■ **Required task**: Quote every line as written. Omit pictures.

■ **Material for this task**:
::::::
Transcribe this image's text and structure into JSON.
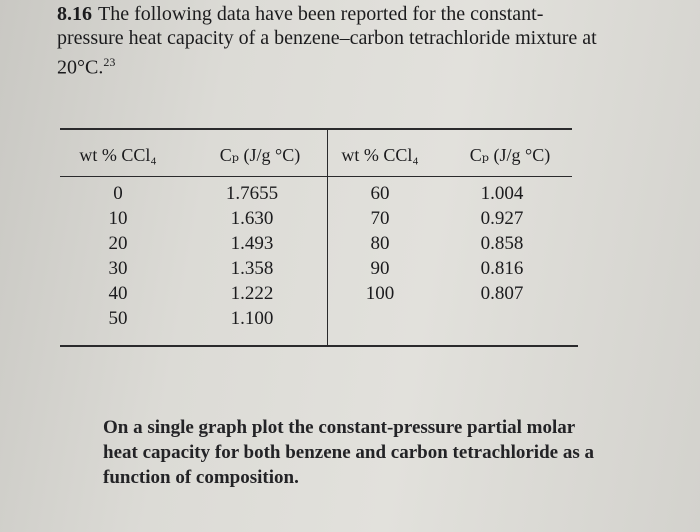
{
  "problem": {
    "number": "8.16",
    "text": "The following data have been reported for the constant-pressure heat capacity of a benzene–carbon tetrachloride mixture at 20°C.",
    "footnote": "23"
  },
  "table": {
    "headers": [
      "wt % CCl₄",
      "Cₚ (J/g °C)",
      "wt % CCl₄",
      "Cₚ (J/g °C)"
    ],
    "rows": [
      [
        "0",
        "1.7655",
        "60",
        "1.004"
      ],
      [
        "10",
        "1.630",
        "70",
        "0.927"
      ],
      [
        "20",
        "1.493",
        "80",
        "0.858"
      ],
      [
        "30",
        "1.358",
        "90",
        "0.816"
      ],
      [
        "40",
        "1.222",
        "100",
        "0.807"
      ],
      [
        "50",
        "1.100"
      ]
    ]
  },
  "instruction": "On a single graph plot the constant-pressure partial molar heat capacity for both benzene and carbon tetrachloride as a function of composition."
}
::::::
■ **Complete answer**:
Transcribe this image's text and structure into JSON.
{
  "problem": {
    "number": "8.16",
    "text": "The following data have been reported for the constant-pressure heat capacity of a benzene–carbon tetrachloride mixture at 20°C.",
    "footnote": "23"
  },
  "table": {
    "headers": [
      "wt % CCl₄",
      "Cₚ (J/g °C)",
      "wt % CCl₄",
      "Cₚ (J/g °C)"
    ],
    "rows": [
      [
        "0",
        "1.7655",
        "60",
        "1.004"
      ],
      [
        "10",
        "1.630",
        "70",
        "0.927"
      ],
      [
        "20",
        "1.493",
        "80",
        "0.858"
      ],
      [
        "30",
        "1.358",
        "90",
        "0.816"
      ],
      [
        "40",
        "1.222",
        "100",
        "0.807"
      ],
      [
        "50",
        "1.100"
      ]
    ]
  },
  "instruction": "On a single graph plot the constant-pressure partial molar heat capacity for both benzene and carbon tetrachloride as a function of composition."
}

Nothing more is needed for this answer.